■ Exercise data
····················

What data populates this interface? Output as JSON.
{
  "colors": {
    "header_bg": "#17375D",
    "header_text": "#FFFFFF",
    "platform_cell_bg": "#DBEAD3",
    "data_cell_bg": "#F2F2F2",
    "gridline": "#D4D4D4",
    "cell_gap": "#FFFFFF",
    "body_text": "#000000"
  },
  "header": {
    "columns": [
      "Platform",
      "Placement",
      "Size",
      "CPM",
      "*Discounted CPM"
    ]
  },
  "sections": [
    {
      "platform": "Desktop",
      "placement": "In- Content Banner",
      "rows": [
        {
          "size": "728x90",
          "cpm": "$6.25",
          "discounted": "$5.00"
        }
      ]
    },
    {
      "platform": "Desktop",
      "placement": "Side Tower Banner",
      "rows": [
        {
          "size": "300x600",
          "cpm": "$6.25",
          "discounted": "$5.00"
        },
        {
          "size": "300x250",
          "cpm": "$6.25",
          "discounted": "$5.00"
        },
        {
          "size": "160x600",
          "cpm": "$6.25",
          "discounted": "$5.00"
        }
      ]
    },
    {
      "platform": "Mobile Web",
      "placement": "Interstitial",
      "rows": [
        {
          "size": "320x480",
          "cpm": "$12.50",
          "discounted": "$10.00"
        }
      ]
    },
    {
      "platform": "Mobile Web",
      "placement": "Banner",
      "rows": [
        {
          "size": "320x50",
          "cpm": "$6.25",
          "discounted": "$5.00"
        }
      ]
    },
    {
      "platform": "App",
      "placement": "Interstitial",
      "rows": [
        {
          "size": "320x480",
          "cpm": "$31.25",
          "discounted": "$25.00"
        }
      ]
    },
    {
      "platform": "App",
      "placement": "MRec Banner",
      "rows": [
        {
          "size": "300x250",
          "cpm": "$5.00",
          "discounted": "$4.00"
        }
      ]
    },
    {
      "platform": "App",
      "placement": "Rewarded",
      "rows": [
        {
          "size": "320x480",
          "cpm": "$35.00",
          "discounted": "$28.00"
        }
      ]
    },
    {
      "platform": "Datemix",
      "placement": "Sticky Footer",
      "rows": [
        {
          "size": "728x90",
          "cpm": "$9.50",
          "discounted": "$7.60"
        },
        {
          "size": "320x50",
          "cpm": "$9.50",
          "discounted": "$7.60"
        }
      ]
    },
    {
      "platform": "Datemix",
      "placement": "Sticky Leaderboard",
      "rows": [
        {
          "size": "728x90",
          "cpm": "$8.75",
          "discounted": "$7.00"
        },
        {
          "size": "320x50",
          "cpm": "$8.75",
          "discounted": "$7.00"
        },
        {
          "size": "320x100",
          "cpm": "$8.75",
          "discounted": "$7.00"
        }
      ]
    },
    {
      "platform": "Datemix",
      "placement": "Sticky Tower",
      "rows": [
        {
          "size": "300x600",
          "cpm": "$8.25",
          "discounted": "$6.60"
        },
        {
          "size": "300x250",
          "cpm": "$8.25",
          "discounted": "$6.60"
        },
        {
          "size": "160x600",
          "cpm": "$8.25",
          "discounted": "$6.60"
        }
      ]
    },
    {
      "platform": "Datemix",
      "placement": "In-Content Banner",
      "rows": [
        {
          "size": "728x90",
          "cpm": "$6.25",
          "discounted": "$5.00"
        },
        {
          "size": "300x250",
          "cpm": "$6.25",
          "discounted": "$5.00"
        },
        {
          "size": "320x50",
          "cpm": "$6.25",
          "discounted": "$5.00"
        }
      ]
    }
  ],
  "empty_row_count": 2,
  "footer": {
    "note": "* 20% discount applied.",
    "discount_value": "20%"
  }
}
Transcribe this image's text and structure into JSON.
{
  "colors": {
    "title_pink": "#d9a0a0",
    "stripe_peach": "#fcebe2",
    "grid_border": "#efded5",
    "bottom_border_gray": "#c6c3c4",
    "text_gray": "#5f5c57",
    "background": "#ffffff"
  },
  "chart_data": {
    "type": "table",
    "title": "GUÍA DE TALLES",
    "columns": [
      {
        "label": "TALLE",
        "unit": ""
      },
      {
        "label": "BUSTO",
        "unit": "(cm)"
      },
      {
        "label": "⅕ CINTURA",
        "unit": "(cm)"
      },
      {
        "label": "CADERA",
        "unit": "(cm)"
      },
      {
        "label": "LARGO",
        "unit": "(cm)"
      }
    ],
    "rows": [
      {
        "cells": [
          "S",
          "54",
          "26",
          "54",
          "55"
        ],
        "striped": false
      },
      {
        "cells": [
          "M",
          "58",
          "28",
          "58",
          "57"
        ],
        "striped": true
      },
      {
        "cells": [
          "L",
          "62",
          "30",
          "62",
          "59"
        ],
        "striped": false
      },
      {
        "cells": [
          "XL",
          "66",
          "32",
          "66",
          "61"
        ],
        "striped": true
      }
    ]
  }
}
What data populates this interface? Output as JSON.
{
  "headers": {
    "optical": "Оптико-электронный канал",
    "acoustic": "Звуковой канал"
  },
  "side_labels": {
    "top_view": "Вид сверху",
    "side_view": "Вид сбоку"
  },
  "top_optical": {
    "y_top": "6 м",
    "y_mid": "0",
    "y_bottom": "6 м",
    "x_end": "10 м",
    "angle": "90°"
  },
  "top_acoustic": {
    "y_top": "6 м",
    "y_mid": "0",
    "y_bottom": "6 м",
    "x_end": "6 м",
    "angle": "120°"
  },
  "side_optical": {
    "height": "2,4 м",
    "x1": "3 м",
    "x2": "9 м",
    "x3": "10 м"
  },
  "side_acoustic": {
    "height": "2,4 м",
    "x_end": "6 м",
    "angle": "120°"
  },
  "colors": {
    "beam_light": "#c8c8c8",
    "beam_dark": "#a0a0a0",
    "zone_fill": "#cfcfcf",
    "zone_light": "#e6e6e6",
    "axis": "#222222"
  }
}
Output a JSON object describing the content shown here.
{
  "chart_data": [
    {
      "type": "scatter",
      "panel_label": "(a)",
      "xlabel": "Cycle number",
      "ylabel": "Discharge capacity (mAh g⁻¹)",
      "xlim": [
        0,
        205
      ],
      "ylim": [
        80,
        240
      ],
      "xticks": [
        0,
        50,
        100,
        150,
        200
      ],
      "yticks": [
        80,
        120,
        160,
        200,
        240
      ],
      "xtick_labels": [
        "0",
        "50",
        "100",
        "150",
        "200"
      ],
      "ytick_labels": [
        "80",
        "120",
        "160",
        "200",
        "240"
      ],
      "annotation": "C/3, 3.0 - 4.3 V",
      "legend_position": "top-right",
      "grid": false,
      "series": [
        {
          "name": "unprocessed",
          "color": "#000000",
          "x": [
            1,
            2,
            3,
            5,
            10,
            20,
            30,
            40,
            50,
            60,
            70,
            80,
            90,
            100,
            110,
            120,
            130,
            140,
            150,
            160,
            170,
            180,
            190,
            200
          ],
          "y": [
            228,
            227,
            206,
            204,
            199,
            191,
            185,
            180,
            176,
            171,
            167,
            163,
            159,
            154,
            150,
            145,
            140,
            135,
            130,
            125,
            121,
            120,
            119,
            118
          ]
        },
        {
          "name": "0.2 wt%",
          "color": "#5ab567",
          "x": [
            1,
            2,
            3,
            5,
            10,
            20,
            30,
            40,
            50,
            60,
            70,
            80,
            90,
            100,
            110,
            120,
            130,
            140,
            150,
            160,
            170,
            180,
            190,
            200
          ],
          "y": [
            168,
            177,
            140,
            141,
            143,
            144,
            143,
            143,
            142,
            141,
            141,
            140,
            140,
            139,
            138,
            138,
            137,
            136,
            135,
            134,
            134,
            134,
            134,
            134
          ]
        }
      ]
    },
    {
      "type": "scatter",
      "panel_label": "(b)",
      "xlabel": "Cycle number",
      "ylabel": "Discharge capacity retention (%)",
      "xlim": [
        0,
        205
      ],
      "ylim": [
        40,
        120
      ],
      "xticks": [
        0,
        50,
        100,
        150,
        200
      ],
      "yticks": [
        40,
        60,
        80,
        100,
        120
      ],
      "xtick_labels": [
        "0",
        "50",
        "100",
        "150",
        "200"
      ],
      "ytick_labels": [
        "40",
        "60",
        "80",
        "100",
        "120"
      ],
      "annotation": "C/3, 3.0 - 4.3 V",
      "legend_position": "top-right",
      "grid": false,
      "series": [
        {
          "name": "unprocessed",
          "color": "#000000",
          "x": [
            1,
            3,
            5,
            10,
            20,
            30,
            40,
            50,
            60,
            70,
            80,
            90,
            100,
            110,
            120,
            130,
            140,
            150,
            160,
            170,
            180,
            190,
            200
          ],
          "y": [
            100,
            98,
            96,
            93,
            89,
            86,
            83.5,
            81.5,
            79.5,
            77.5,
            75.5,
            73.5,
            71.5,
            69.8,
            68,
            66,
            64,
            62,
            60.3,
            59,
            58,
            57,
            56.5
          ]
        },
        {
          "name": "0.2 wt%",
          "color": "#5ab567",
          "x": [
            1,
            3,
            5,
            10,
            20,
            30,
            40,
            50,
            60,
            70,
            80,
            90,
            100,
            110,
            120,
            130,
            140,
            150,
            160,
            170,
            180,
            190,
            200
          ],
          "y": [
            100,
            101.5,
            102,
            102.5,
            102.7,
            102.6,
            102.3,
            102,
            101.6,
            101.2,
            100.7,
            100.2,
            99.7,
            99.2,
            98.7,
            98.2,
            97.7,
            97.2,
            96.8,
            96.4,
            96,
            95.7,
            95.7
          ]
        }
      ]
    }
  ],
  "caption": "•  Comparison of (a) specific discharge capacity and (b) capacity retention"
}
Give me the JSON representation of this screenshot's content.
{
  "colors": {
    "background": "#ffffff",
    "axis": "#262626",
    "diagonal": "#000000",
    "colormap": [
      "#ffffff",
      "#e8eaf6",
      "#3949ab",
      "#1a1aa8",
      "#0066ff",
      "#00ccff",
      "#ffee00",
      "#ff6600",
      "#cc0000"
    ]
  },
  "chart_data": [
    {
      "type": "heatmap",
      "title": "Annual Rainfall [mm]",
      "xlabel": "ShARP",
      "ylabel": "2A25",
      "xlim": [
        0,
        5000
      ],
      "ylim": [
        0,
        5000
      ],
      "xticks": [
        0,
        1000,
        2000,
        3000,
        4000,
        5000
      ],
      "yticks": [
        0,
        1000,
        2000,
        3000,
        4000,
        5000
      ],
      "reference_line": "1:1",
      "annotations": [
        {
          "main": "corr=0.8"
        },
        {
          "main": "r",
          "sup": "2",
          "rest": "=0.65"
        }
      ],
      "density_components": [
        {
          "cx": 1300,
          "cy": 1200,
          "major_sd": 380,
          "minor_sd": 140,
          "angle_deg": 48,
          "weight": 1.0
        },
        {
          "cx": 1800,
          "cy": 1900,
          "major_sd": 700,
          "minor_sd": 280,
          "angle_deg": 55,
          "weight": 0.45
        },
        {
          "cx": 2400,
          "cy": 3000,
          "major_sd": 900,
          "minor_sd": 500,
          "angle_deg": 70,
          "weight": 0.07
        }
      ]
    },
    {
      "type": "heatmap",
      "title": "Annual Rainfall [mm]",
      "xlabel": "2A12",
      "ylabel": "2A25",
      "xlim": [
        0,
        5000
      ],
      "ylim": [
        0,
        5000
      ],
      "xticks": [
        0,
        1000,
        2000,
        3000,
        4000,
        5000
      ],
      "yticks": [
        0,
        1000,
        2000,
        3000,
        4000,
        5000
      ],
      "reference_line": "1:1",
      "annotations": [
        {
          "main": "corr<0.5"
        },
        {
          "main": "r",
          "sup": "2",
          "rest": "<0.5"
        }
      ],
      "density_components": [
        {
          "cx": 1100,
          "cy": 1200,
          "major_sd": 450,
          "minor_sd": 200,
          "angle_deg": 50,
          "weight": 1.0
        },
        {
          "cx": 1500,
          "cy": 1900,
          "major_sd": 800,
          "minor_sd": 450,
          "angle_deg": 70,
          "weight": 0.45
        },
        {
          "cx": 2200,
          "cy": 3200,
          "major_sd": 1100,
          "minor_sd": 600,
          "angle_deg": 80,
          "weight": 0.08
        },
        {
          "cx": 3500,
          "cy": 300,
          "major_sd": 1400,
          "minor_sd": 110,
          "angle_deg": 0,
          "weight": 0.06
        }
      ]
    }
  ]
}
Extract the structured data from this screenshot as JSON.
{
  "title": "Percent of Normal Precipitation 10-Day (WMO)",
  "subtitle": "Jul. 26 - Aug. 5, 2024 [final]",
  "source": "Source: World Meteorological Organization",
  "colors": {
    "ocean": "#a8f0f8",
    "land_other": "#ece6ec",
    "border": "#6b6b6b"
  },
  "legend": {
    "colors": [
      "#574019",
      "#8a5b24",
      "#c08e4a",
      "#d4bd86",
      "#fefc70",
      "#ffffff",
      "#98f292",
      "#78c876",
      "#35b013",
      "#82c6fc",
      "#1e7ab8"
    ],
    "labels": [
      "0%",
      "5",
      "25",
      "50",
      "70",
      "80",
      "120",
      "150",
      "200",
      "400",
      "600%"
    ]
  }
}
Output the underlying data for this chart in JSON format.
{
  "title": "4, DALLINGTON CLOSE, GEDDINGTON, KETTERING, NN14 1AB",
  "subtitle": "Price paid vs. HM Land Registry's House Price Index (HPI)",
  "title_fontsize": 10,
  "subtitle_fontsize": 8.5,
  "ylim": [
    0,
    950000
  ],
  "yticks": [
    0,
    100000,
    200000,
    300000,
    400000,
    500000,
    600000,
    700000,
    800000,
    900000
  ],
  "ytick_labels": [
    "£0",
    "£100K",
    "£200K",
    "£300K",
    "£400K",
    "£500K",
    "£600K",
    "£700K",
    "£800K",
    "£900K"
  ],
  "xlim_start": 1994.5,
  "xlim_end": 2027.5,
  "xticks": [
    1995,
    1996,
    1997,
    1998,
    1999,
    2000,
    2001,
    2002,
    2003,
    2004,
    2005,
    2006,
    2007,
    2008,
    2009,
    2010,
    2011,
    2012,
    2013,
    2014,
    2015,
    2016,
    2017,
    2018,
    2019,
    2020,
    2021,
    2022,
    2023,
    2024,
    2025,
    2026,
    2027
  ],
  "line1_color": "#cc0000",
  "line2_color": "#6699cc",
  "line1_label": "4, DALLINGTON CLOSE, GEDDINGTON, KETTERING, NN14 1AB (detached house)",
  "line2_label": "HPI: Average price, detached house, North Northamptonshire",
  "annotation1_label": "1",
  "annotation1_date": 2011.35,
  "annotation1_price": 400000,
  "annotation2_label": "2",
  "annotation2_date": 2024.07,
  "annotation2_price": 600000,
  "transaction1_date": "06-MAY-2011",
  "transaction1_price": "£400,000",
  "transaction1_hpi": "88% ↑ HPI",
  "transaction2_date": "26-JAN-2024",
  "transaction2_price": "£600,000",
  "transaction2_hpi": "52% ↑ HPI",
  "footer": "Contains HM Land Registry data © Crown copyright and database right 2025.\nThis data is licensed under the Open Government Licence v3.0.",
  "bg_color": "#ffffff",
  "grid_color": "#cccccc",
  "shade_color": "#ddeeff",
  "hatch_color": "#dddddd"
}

····················

■ Work to be completed
Count each line of the entries that holds the word "Output", then state the total and nothing more.

■ Result for this exercise
4